──────── RECORDS SHOWN

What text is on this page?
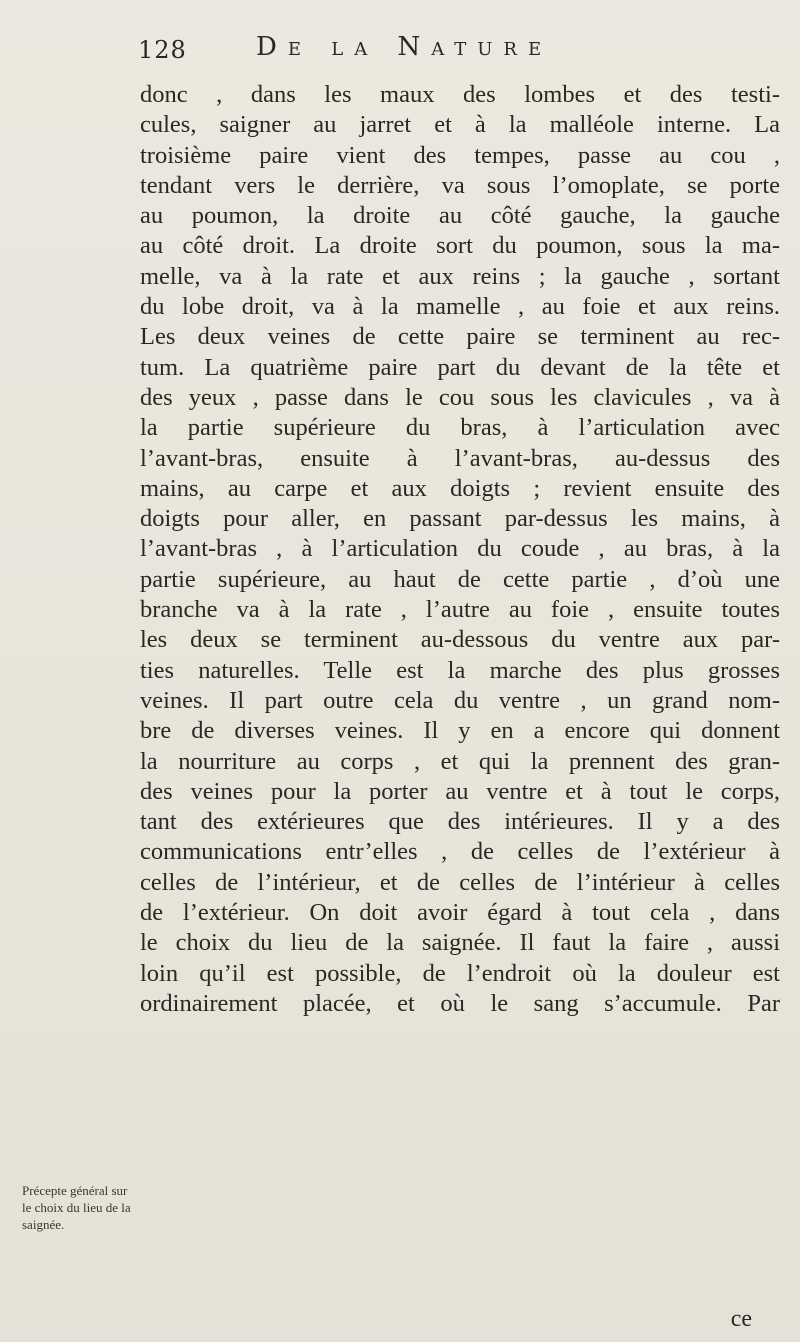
128	De la Nature
donc , dans les maux des lombes et des testi-
cules, saigner au jarret et à la malléole interne. La
troisième paire vient des tempes, passe au cou ,
tendant vers le derrière, va sous l’omoplate, se porte
au poumon, la droite au côté gauche, la gauche
au côté droit. La droite sort du poumon, sous la ma-
melle, va à la rate et aux reins ; la gauche , sortant
du lobe droit, va à la mamelle , au foie et aux reins.
Les deux veines de cette paire se terminent au rec-
tum. La quatrième paire part du devant de la tête et
des yeux , passe dans le cou sous les clavicules , va à
la partie supérieure du bras, à l’articulation avec
l’avant-bras, ensuite à l’avant-bras, au-dessus des
mains, au carpe et aux doigts ; revient ensuite des
doigts pour aller, en passant par-dessus les mains, à
l’avant-bras , à l’articulation du coude , au bras, à la
partie supérieure, au haut de cette partie , d’où une
branche va à la rate , l’autre au foie , ensuite toutes
les deux se terminent au-dessous du ventre aux par-
ties naturelles. Telle est la marche des plus grosses
veines. Il part outre cela du ventre , un grand nom-
bre de diverses veines. Il y en a encore qui donnent
la nourriture au corps , et qui la prennent des gran-
des veines pour la porter au ventre et à tout le corps,
tant des extérieures que des intérieures. Il y a des
communications entr’elles , de celles de l’extérieur à
celles de l’intérieur, et de celles de l’intérieur à celles
de l’extérieur. On doit avoir égard à tout cela , dans
le choix du lieu de la saignée. Il faut la faire , aussi
loin qu’il est possible, de l’endroit où la douleur est
ordinairement placée, et où le sang s’accumule. Par
Précepte général sur le choix du lieu de la saignée.
ce
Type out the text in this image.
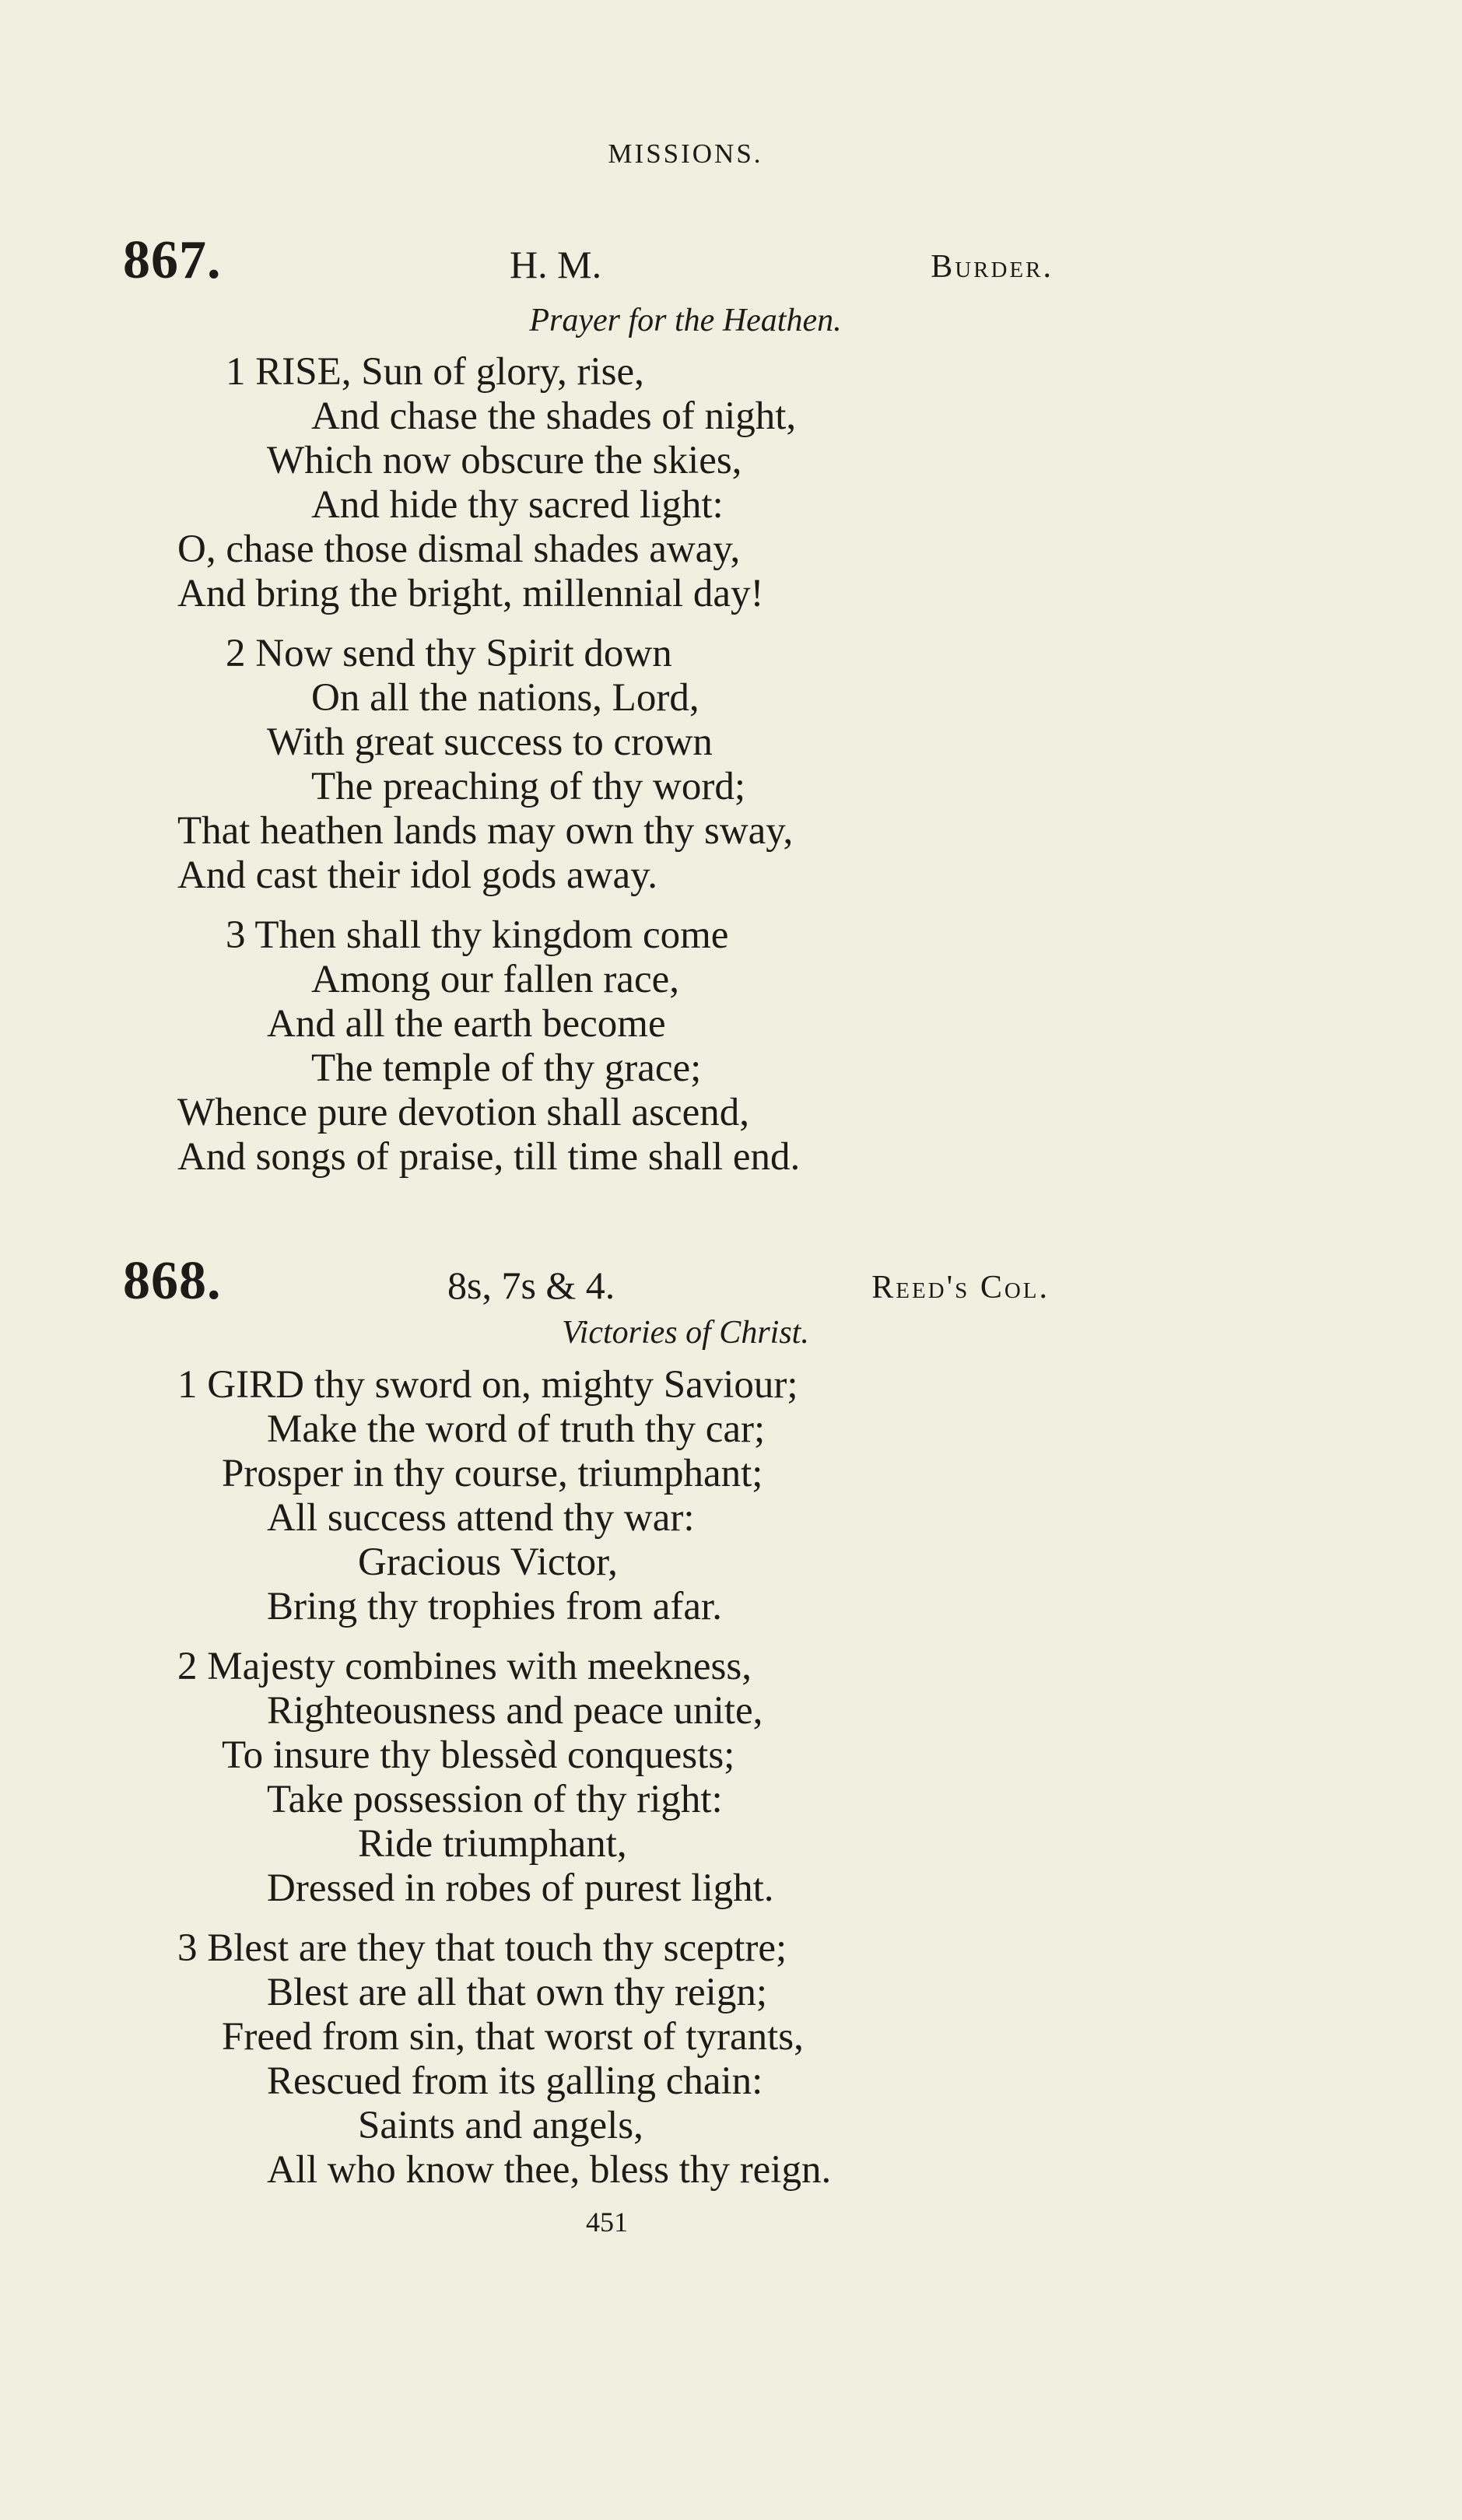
MISSIONS.
867.	H. M.	Burder.
Prayer for the Heathen.
1 RISE, Sun of glory, rise,
And chase the shades of night,
Which now obscure the skies,
And hide thy sacred light:
O, chase those dismal shades away,
And bring the bright, millennial day!
2 Now send thy Spirit down
On all the nations, Lord,
With great success to crown
The preaching of thy word;
That heathen lands may own thy sway,
And cast their idol gods away.
3 Then shall thy kingdom come
Among our fallen race,
And all the earth become
The temple of thy grace;
Whence pure devotion shall ascend,
And songs of praise, till time shall end.
868.	8s, 7s & 4.	Reed's Col.
Victories of Christ.
1 GIRD thy sword on, mighty Saviour;
Make the word of truth thy car;
Prosper in thy course, triumphant;
All success attend thy war:
Gracious Victor,
Bring thy trophies from afar.
2 Majesty combines with meekness,
Righteousness and peace unite,
To insure thy blessèd conquests;
Take possession of thy right:
Ride triumphant,
Dressed in robes of purest light.
3 Blest are they that touch thy sceptre;
Blest are all that own thy reign;
Freed from sin, that worst of tyrants,
Rescued from its galling chain:
Saints and angels,
All who know thee, bless thy reign.
451
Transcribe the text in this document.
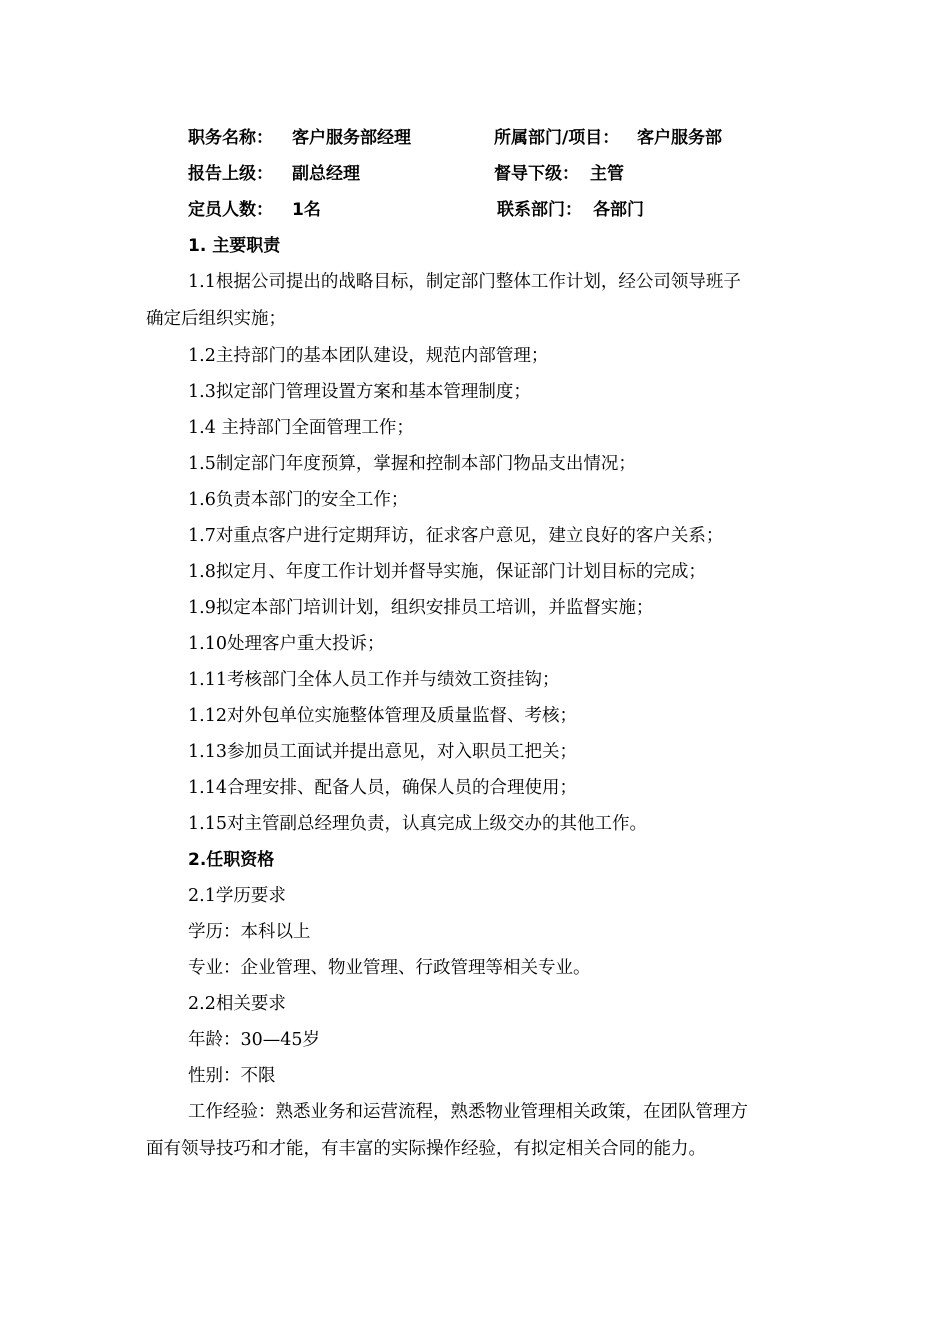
职务名称： 客户服务部经理	所属部门/项目： 客户服务部
报告上级： 副总经理	督导下级： 主管
定员人数： 1名	联系部门： 各部门
1. 主要职责
1.1根据公司提出的战略目标，制定部门整体工作计划，经公司领导班子
确定后组织实施；
1.2主持部门的基本团队建设，规范内部管理；
1.3拟定部门管理设置方案和基本管理制度；
1.4 主持部门全面管理工作；
1.5制定部门年度预算，掌握和控制本部门物品支出情况；
1.6负责本部门的安全工作；
1.7对重点客户进行定期拜访，征求客户意见，建立良好的客户关系；
1.8拟定月、年度工作计划并督导实施，保证部门计划目标的完成；
1.9拟定本部门培训计划，组织安排员工培训，并监督实施；
1.10处理客户重大投诉；
1.11考核部门全体人员工作并与绩效工资挂钩；
1.12对外包单位实施整体管理及质量监督、考核；
1.13参加员工面试并提出意见，对入职员工把关；
1.14合理安排、配备人员，确保人员的合理使用；
1.15对主管副总经理负责，认真完成上级交办的其他工作。
2.任职资格
2.1学历要求
学历：本科以上
专业：企业管理、物业管理、行政管理等相关专业。
2.2相关要求
年龄：30—45岁
性别：不限
工作经验：熟悉业务和运营流程，熟悉物业管理相关政策，在团队管理方
面有领导技巧和才能，有丰富的实际操作经验，有拟定相关合同的能力。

────────────────

**PROBLEM**
Show each line of the listing that holds the string "triumphant".

**TASK SOLUTION**
Prosper in thy course, triumphant;
Ride triumphant,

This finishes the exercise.